| Objective |
Search the material below for the string "arrow" and list each line that holds it.

** START OF Records supplied **

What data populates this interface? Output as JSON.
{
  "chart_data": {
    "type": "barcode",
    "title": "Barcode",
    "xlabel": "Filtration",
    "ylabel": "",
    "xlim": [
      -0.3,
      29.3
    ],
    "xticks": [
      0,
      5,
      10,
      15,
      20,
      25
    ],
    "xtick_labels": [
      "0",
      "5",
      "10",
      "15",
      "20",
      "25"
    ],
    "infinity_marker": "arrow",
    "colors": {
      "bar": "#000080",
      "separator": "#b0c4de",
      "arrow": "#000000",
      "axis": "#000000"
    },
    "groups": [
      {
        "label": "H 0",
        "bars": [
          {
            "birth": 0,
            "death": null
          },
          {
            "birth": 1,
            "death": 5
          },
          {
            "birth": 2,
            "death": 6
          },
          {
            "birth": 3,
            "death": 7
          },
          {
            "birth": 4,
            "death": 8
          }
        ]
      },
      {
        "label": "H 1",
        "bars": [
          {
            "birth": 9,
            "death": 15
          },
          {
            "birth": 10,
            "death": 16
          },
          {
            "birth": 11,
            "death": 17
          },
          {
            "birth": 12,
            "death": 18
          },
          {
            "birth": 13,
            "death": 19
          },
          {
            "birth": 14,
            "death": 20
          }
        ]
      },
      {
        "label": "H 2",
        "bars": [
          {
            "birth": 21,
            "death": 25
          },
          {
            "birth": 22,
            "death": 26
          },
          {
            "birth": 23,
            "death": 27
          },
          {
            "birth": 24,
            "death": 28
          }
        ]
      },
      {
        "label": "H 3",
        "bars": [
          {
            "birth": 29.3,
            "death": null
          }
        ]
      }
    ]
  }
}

** END OF Records supplied **

| Exercise result |
    "infinity_marker": "arrow",
      "arrow": "#000000",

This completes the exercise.